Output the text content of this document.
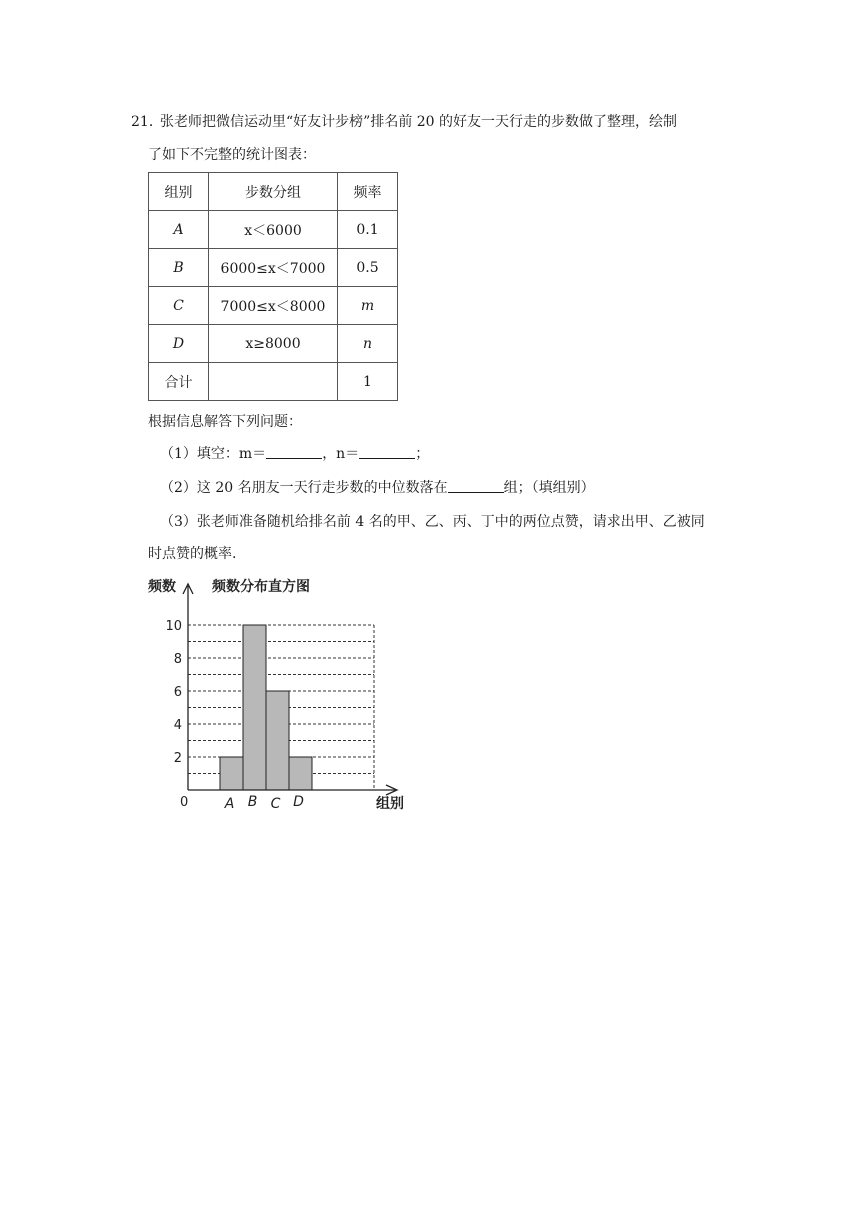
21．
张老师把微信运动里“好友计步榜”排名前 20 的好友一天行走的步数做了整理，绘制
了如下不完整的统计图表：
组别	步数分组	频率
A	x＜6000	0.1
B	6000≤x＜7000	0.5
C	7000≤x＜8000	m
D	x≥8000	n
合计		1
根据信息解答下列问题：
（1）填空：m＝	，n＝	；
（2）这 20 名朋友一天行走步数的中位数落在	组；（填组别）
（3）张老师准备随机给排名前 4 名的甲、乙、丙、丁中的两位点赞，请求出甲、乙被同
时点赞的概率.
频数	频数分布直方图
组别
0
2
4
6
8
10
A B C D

The task = Images must not appear in the copy; reproduce everything else in the records verbatim.

Response =
Output the text content of this document.
21．
张老师把微信运动里“好友计步榜”排名前 20 的好友一天行走的步数做了整理，绘制
了如下不完整的统计图表：
组别	步数分组	频率
A	x＜6000	0.1
B	6000≤x＜7000	0.5
C	7000≤x＜8000	m
D	x≥8000	n
合计		1
根据信息解答下列问题：
（1）填空：m＝	，n＝	；
（2）这 20 名朋友一天行走步数的中位数落在	组；（填组别）
（3）张老师准备随机给排名前 4 名的甲、乙、丙、丁中的两位点赞，请求出甲、乙被同
时点赞的概率.
频数	频数分布直方图
组别
0
2
4
6
8
10
A B C D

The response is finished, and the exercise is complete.